*PROBLEM REQUIREMENTS*
Please write out the material that follows, exactly as it stands.

Recorded data:
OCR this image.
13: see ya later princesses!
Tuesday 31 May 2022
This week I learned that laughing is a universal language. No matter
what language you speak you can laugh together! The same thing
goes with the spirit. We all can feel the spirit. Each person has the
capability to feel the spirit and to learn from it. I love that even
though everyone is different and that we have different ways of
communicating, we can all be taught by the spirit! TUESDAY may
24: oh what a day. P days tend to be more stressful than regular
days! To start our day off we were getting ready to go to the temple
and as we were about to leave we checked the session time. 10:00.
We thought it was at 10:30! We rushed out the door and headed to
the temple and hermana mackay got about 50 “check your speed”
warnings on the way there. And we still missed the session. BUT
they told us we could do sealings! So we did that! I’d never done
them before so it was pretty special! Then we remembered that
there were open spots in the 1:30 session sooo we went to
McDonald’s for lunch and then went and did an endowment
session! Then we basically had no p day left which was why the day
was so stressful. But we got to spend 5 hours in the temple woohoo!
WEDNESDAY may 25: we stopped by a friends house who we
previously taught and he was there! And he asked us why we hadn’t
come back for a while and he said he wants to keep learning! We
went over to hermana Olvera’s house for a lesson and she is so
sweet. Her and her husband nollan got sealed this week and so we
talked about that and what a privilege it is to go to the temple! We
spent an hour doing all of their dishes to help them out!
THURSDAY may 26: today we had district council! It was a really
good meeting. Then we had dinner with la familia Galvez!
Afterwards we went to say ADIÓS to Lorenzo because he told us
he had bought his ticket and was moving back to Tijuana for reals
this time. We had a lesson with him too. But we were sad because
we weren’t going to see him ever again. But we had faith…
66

*ANSWER TO THIS EXERCISE*
OCR this image.
13: see ya later princesses!
Tuesday 31 May 2022
This week I learned that laughing is a universal language. No matter
what language you speak you can laugh together! The same thing
goes with the spirit. We all can feel the spirit. Each person has the
capability to feel the spirit and to learn from it. I love that even
though everyone is different and that we have different ways of
communicating, we can all be taught by the spirit! TUESDAY may
24: oh what a day. P days tend to be more stressful than regular
days! To start our day off we were getting ready to go to the temple
and as we were about to leave we checked the session time. 10:00.
We thought it was at 10:30! We rushed out the door and headed to
the temple and hermana mackay got about 50 “check your speed”
warnings on the way there. And we still missed the session. BUT
they told us we could do sealings! So we did that! I’d never done
them before so it was pretty special! Then we remembered that
there were open spots in the 1:30 session sooo we went to
McDonald’s for lunch and then went and did an endowment
session! Then we basically had no p day left which was why the day
was so stressful. But we got to spend 5 hours in the temple woohoo!
WEDNESDAY may 25: we stopped by a friends house who we
previously taught and he was there! And he asked us why we hadn’t
come back for a while and he said he wants to keep learning! We
went over to hermana Olvera’s house for a lesson and she is so
sweet. Her and her husband nollan got sealed this week and so we
talked about that and what a privilege it is to go to the temple! We
spent an hour doing all of their dishes to help them out!
THURSDAY may 26: today we had district council! It was a really
good meeting. Then we had dinner with la familia Galvez!
Afterwards we went to say ADIÓS to Lorenzo because he told us
he had bought his ticket and was moving back to Tijuana for reals
this time. We had a lesson with him too. But we were sad because
we weren’t going to see him ever again. But we had faith…
66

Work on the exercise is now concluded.